▸ **COMPITI RICHIESTI**
(1) Riscriva in forma più concisa il paragrafo del testo sulla Biblioteca di Assurbanipal che inizia con «Ma la scoperta più affascinante», conservandone i fatti principali.
(2) Prosegua il testo sulla Biblioteca di Assurbanipal a partire dalla sua ultima frase.

▸ **TESTO FORNITO**
===============

Ma la scoperta più affascinante fu soprattutto la "Biblioteca" del Re Assurbanipal, ritrovata a Ninive da Hormurd Rassam, composta da centinaia e centinaia di tavolette di argilla, decifrate da George Smith, su alcune delle quali era riportata l'Epopea di Gilgamesh scritta prima di Omero e della Bibbia, in cui è raccontata per la prima volta la storia celeberrima del Diluvio Universale. Tutto questo ben di Dio, patrimonio culturale, storico e documentario dell'Iraq, è oggi conservato nel British Museum di Londra, il cui atteggiamento bellicoso nei confronti di quel paese dovrebbe almeno essere mitigato dal debito di gratitudine per le spoliazioni effettuate. Ma non è finita.

===============

▸ **ESTRATTO DELLA FONTE**
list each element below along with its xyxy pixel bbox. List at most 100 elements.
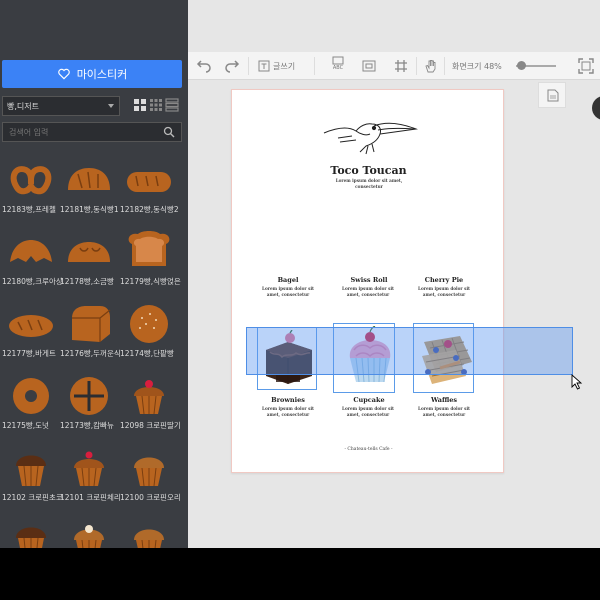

===============

▸ **RISPOSTE FORNITE**
(1) La scoperta più affascinante fu la "Biblioteca" del Re Assurbanipal, ritrovata a Ninive da Hormurd Rassam: centinaia di tavolette di argilla decifrate da George Smith. Alcune riportano l'Epopea di Gilgamesh, scritta prima di Omero e della Bibbia, che racconta per la prima volta la storia del Diluvio Universale. Questo patrimonio dell'Iraq è oggi conservato nel British Museum di Londra. L'atteggiamento bellicoso del museo verso quel paese dovrebbe essere mitigato dalla gratitudine per le spoliazioni effettuate.

(2)
Spinti dal successo di scoperte così fortunate ed insperate, anche i Tedeschi, organizzati dalla Società Orientale Germanica, si recarono a scavare in Iraq, scoprendo nel 1899, a Babilonia, il superbo Palazzo di Nabucodonosor, la Porta di Ishtar, la Strada delle Processioni, il Ponte sull'Eufrate, le Mura di cinta della favolosa città antica, difese da trecento torri. La Porta di Ishtar con le sue murature in mattoni invetriati, decorati da oltre cento leoni e tori smaltati e le figure del drago di Babilonia, il "Sirrush", simile alla chimera, negli splendidi colori azzurro e giallo, è la principale attrazione del Museo Archeologico di Berlino nel Museum Insel (Isola dei Musei). La "Porta della Pace" ha indotto i Tedeschi a più miti consigli.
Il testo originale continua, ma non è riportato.